* start Given passage *
LIQUIDATED DAMAGES PROVISIONS AND CERTAINTY

In Buckingham Group Contracting Ltd v Peel L&P Investments and Property Ltd [2022] EWHC 1842 (TCC), the England and Wales Technology and Construction Court considered, among others, an application for a declaration that certain liquidated damages provision are void and unenforceable.

 

Salient facts. The claimant, Buckingham Group Contracting Ltd (“Buckingham”), was contracted by the defendant, Peel L&P Investments and Property Ltd (“Peel”), to develop a project for the construction of a new plant at Ellesmere Port in Merseyside pursuant to a written agreement dated 29 January 2018 (the “Contract”).

The Contract’s basic structure was the JCT Design and Build Contract 2016, but it contained a schedule of bespoke amendments.

For brevity, we will not set out all the relevant contract provisions, which can be found in [7] – [23] of the judgment.

We will focus instead on some of the key submissions made by Buckingham on why the liquidated damages provisions should be void and unenforceable, as well as some of the key holdings made by the court.

 

Two different dates of practical completion? Buckingham submitted that as there were two completion dates set out in the Contract, both of which were equally plausible, the clause on how liquidated damages accrue “… cannot be considered clear and certain” (at [41]).

Peel accepted that there was “a modest inconsistency within the documents”, but submitted that they could be reconciled (at [42]).
* end Given passage *
* start Given data *
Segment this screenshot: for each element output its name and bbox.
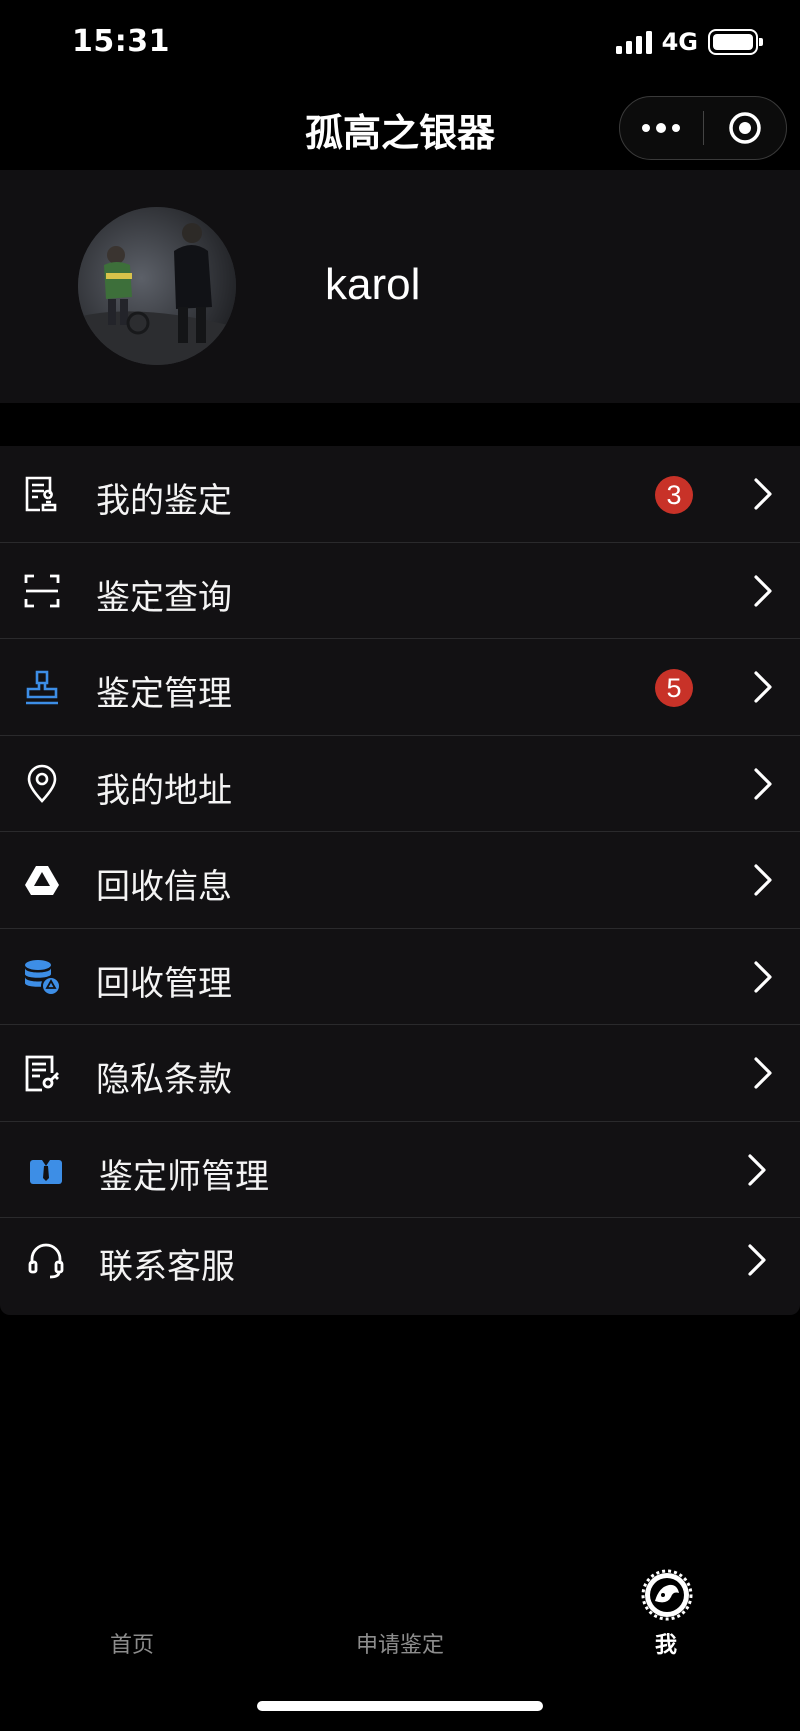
* end Given data *
Prompt: In the passage on liquidated damages, reproduce the wording word for word, starting with "We will focus" and ending with "by the court.".

Answer to the task:
We will focus instead on some of the key submissions made by Buckingham on why the liquidated damages provisions should be void and unenforceable, as well as some of the key holdings made by the court.